What you will do => Could you write out every entry exactly as it stands?

Figure content listings
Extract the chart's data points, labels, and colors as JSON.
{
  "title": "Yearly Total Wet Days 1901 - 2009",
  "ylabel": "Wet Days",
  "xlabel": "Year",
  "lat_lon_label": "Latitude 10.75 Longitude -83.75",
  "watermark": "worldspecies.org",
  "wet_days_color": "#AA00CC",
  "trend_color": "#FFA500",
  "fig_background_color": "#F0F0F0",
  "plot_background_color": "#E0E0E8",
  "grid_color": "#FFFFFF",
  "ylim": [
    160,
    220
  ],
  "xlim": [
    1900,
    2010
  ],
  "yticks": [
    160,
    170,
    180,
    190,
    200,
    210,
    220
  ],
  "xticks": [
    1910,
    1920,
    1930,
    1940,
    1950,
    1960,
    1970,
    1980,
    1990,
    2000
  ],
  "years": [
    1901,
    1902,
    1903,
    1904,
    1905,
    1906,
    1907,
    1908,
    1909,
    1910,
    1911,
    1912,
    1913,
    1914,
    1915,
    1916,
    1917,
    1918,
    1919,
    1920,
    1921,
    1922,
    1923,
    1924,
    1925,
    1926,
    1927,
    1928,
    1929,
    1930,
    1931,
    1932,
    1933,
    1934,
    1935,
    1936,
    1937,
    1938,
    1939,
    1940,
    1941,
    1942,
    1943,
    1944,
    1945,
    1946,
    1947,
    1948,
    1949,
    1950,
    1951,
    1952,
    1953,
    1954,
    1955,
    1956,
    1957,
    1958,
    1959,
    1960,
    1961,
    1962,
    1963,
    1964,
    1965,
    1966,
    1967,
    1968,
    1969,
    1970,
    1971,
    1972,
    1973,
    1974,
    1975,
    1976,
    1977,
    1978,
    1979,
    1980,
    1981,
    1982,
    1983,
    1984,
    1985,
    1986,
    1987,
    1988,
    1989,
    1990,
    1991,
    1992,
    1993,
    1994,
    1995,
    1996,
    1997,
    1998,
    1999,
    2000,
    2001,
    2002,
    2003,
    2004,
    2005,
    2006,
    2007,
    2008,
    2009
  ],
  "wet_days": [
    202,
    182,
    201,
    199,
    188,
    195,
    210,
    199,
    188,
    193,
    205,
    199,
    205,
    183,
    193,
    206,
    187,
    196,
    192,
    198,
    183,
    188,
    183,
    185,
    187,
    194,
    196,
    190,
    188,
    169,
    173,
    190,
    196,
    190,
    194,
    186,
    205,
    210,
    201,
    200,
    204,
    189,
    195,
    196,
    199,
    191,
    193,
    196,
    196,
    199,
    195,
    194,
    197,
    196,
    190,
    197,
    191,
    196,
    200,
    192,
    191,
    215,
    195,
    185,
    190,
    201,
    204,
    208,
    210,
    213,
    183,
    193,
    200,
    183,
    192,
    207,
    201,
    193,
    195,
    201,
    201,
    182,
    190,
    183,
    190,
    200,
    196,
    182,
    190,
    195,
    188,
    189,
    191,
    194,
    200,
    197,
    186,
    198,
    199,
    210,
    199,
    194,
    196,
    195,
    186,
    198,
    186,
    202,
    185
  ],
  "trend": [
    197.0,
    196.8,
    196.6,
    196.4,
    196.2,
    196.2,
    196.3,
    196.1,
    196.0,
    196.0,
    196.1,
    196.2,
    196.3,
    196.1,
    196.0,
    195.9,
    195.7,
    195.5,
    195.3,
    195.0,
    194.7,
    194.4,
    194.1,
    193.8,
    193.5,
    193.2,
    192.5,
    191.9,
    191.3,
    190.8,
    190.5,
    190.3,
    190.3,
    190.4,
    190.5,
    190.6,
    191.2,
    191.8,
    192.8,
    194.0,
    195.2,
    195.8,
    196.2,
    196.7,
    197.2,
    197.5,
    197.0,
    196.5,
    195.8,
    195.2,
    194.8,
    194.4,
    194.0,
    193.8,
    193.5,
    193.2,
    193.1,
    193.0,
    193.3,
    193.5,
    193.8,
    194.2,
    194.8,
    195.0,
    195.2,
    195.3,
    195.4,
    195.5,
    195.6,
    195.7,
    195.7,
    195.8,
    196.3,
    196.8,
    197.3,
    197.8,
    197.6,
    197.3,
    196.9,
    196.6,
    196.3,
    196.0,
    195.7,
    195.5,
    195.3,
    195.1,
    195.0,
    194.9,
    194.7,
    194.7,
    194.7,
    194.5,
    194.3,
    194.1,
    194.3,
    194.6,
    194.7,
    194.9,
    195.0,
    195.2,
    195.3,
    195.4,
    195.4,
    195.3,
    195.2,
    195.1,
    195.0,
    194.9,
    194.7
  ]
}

Finished exercise =>
Extract the chart's data points, labels, and colors as JSON.
{
  "title": "Yearly Total Wet Days 1901 - 2009",
  "ylabel": "Wet Days",
  "xlabel": "Year",
  "lat_lon_label": "Latitude 10.75 Longitude -83.75",
  "watermark": "worldspecies.org",
  "wet_days_color": "#AA00CC",
  "trend_color": "#FFA500",
  "fig_background_color": "#F0F0F0",
  "plot_background_color": "#E0E0E8",
  "grid_color": "#FFFFFF",
  "ylim": [
    160,
    220
  ],
  "xlim": [
    1900,
    2010
  ],
  "yticks": [
    160,
    170,
    180,
    190,
    200,
    210,
    220
  ],
  "xticks": [
    1910,
    1920,
    1930,
    1940,
    1950,
    1960,
    1970,
    1980,
    1990,
    2000
  ],
  "years": [
    1901,
    1902,
    1903,
    1904,
    1905,
    1906,
    1907,
    1908,
    1909,
    1910,
    1911,
    1912,
    1913,
    1914,
    1915,
    1916,
    1917,
    1918,
    1919,
    1920,
    1921,
    1922,
    1923,
    1924,
    1925,
    1926,
    1927,
    1928,
    1929,
    1930,
    1931,
    1932,
    1933,
    1934,
    1935,
    1936,
    1937,
    1938,
    1939,
    1940,
    1941,
    1942,
    1943,
    1944,
    1945,
    1946,
    1947,
    1948,
    1949,
    1950,
    1951,
    1952,
    1953,
    1954,
    1955,
    1956,
    1957,
    1958,
    1959,
    1960,
    1961,
    1962,
    1963,
    1964,
    1965,
    1966,
    1967,
    1968,
    1969,
    1970,
    1971,
    1972,
    1973,
    1974,
    1975,
    1976,
    1977,
    1978,
    1979,
    1980,
    1981,
    1982,
    1983,
    1984,
    1985,
    1986,
    1987,
    1988,
    1989,
    1990,
    1991,
    1992,
    1993,
    1994,
    1995,
    1996,
    1997,
    1998,
    1999,
    2000,
    2001,
    2002,
    2003,
    2004,
    2005,
    2006,
    2007,
    2008,
    2009
  ],
  "wet_days": [
    202,
    182,
    201,
    199,
    188,
    195,
    210,
    199,
    188,
    193,
    205,
    199,
    205,
    183,
    193,
    206,
    187,
    196,
    192,
    198,
    183,
    188,
    183,
    185,
    187,
    194,
    196,
    190,
    188,
    169,
    173,
    190,
    196,
    190,
    194,
    186,
    205,
    210,
    201,
    200,
    204,
    189,
    195,
    196,
    199,
    191,
    193,
    196,
    196,
    199,
    195,
    194,
    197,
    196,
    190,
    197,
    191,
    196,
    200,
    192,
    191,
    215,
    195,
    185,
    190,
    201,
    204,
    208,
    210,
    213,
    183,
    193,
    200,
    183,
    192,
    207,
    201,
    193,
    195,
    201,
    201,
    182,
    190,
    183,
    190,
    200,
    196,
    182,
    190,
    195,
    188,
    189,
    191,
    194,
    200,
    197,
    186,
    198,
    199,
    210,
    199,
    194,
    196,
    195,
    186,
    198,
    186,
    202,
    185
  ],
  "trend": [
    197.0,
    196.8,
    196.6,
    196.4,
    196.2,
    196.2,
    196.3,
    196.1,
    196.0,
    196.0,
    196.1,
    196.2,
    196.3,
    196.1,
    196.0,
    195.9,
    195.7,
    195.5,
    195.3,
    195.0,
    194.7,
    194.4,
    194.1,
    193.8,
    193.5,
    193.2,
    192.5,
    191.9,
    191.3,
    190.8,
    190.5,
    190.3,
    190.3,
    190.4,
    190.5,
    190.6,
    191.2,
    191.8,
    192.8,
    194.0,
    195.2,
    195.8,
    196.2,
    196.7,
    197.2,
    197.5,
    197.0,
    196.5,
    195.8,
    195.2,
    194.8,
    194.4,
    194.0,
    193.8,
    193.5,
    193.2,
    193.1,
    193.0,
    193.3,
    193.5,
    193.8,
    194.2,
    194.8,
    195.0,
    195.2,
    195.3,
    195.4,
    195.5,
    195.6,
    195.7,
    195.7,
    195.8,
    196.3,
    196.8,
    197.3,
    197.8,
    197.6,
    197.3,
    196.9,
    196.6,
    196.3,
    196.0,
    195.7,
    195.5,
    195.3,
    195.1,
    195.0,
    194.9,
    194.7,
    194.7,
    194.7,
    194.5,
    194.3,
    194.1,
    194.3,
    194.6,
    194.7,
    194.9,
    195.0,
    195.2,
    195.3,
    195.4,
    195.4,
    195.3,
    195.2,
    195.1,
    195.0,
    194.9,
    194.7
  ]
}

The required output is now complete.